** start STORED RECORDS **
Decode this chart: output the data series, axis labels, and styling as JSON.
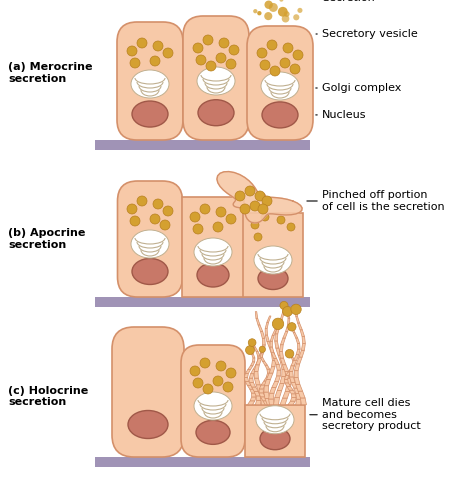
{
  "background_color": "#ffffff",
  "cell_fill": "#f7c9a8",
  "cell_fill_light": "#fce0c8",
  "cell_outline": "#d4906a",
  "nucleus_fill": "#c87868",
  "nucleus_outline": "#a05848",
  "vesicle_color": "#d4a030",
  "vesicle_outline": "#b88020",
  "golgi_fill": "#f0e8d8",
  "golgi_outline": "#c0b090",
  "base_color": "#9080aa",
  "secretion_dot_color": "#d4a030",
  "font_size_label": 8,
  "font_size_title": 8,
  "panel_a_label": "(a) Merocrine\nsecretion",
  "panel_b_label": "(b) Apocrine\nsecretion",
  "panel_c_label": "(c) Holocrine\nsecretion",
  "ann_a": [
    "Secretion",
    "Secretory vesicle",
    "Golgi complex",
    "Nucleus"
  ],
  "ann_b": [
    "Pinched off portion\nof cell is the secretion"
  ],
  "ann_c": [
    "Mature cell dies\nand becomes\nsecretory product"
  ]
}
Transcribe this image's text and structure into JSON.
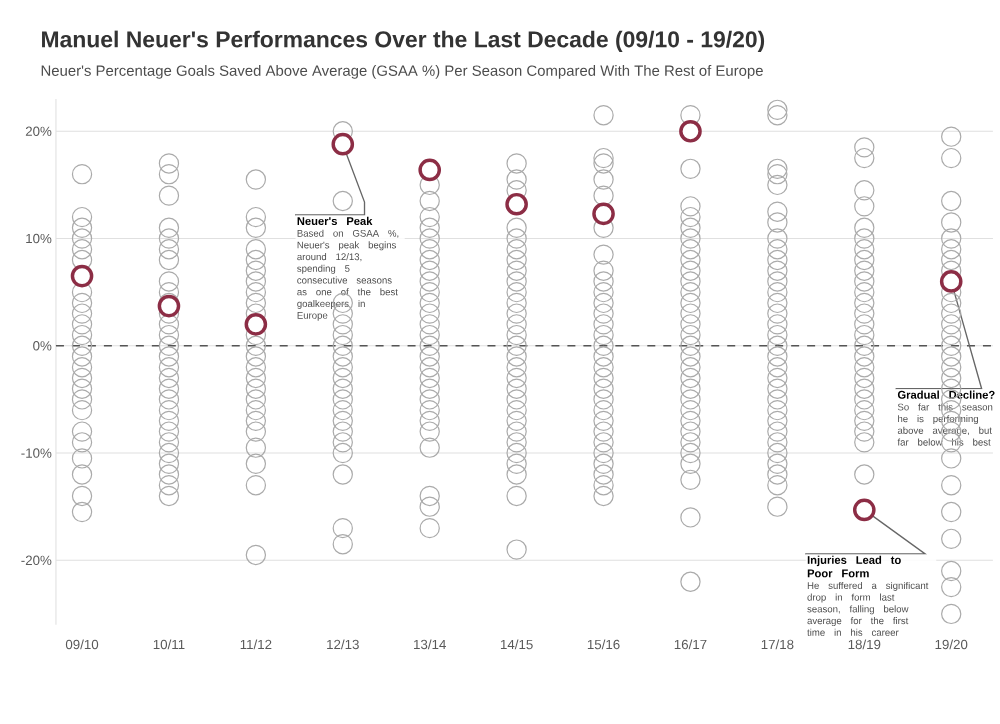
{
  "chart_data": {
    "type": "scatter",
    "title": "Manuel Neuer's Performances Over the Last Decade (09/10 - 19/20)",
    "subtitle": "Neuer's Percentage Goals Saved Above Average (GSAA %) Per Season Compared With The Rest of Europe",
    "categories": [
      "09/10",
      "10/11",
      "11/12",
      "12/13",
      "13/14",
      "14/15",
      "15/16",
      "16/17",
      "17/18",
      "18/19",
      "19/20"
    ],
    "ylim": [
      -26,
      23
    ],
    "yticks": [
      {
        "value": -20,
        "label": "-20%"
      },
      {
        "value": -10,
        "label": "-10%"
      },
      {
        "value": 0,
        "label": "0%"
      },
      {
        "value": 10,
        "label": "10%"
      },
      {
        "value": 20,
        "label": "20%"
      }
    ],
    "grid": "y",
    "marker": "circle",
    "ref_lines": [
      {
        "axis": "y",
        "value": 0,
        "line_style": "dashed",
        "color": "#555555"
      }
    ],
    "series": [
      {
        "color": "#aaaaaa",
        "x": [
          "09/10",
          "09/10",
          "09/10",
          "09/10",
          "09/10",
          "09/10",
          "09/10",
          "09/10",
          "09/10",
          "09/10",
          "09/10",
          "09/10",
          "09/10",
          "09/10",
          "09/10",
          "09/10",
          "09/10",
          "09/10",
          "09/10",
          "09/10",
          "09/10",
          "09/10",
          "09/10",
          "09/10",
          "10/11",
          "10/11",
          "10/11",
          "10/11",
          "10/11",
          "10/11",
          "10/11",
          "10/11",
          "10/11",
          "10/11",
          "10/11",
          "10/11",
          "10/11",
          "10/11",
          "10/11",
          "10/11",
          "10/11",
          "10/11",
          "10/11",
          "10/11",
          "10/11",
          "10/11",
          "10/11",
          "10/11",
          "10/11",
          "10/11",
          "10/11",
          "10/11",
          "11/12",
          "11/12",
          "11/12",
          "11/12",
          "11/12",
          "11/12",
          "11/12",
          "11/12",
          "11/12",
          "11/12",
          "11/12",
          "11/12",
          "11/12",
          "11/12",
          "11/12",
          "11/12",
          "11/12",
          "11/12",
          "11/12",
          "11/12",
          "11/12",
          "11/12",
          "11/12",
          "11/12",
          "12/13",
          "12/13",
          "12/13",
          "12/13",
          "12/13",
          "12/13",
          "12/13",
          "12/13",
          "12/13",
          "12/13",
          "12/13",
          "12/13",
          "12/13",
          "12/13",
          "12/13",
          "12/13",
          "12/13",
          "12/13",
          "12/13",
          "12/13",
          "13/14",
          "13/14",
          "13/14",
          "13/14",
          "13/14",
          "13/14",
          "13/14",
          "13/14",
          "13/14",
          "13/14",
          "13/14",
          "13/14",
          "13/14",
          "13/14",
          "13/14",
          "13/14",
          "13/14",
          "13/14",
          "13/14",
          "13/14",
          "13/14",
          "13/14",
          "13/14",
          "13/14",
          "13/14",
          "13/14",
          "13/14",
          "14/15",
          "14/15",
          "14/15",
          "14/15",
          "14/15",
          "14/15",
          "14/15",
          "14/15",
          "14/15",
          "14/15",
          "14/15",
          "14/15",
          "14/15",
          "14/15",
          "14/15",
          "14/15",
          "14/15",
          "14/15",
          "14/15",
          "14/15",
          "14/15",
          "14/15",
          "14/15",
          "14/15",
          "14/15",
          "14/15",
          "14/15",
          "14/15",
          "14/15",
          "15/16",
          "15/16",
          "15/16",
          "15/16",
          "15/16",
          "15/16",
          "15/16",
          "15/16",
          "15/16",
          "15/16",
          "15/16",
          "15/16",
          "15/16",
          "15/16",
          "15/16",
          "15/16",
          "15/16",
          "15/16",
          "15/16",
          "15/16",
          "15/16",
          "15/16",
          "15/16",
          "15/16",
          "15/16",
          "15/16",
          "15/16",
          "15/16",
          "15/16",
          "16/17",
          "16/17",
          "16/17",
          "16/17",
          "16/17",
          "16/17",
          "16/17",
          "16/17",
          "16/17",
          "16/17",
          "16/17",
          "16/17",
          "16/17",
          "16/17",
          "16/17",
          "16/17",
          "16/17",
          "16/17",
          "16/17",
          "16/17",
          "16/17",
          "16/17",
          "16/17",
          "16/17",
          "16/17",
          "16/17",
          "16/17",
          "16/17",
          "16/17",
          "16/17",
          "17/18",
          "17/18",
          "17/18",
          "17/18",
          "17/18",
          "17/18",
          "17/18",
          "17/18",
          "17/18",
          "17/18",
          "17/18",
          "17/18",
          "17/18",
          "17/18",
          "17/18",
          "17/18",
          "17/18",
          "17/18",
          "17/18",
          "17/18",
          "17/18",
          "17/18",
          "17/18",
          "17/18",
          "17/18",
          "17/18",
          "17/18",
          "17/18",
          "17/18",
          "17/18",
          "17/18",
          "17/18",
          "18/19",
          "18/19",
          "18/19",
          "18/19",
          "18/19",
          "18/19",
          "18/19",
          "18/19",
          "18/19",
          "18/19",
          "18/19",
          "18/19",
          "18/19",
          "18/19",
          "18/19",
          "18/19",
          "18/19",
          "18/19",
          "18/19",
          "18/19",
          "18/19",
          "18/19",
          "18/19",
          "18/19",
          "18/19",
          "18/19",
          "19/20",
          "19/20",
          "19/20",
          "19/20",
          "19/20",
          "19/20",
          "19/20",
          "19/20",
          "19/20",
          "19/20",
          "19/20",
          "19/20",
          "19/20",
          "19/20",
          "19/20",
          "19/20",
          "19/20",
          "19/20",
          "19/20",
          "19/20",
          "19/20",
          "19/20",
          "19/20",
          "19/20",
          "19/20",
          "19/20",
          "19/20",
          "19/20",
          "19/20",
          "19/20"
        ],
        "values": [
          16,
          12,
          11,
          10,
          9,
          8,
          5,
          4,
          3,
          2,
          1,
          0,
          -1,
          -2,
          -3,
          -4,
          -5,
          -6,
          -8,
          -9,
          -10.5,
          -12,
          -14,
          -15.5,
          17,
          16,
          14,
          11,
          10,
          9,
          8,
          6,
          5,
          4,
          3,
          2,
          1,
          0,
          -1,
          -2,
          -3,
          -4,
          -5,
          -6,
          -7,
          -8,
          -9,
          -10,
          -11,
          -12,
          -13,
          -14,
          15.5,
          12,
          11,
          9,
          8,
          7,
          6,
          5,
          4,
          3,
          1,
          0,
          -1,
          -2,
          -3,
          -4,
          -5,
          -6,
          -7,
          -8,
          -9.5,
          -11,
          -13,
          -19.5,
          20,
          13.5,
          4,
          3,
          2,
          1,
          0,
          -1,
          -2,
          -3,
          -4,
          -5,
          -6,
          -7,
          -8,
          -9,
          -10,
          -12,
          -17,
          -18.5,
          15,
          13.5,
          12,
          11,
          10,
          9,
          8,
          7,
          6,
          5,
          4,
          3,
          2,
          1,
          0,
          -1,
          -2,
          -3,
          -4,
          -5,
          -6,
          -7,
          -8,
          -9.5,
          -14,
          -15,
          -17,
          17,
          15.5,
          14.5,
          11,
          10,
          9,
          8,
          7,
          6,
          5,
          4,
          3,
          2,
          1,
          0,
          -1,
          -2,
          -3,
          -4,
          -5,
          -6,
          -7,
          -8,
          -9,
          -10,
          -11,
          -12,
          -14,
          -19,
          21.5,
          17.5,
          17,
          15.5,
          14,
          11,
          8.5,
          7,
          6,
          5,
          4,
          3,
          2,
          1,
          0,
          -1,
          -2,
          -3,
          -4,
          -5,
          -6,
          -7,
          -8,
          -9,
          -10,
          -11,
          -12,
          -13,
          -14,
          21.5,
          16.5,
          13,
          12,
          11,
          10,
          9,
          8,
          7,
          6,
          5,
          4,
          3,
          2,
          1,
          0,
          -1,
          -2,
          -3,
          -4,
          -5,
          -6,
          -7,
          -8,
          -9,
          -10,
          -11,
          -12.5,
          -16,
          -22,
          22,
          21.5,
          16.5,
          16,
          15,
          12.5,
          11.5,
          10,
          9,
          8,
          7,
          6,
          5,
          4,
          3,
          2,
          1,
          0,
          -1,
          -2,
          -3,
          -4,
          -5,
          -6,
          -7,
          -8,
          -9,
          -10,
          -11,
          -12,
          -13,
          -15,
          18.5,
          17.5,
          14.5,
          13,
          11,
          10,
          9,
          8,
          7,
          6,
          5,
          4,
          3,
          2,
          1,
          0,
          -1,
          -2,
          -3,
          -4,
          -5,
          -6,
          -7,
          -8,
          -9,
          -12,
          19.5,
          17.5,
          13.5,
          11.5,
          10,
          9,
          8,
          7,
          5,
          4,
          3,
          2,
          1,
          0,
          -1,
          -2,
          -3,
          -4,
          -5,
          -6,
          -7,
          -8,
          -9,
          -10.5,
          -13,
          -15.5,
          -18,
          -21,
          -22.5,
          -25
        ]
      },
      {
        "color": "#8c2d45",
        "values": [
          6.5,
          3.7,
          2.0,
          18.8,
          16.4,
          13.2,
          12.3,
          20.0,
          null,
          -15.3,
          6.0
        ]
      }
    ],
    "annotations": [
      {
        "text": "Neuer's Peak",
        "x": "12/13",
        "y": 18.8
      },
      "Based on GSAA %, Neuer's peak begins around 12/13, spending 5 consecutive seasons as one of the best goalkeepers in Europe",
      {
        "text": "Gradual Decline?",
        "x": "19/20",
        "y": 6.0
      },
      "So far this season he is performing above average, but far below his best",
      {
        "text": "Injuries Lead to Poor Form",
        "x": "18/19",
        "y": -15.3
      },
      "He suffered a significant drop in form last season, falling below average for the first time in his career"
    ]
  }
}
** end STORED RECORDS **
*WORK REQUIRED*: From the listing above, copy every line that includes the word "best".

*ANSWER TO THIS TASK*:
      "Based on GSAA %, Neuer's peak begins around 12/13, spending 5 consecutive seasons as one of the best goalkeepers in Europe",
      "So far this season he is performing above average, but far below his best",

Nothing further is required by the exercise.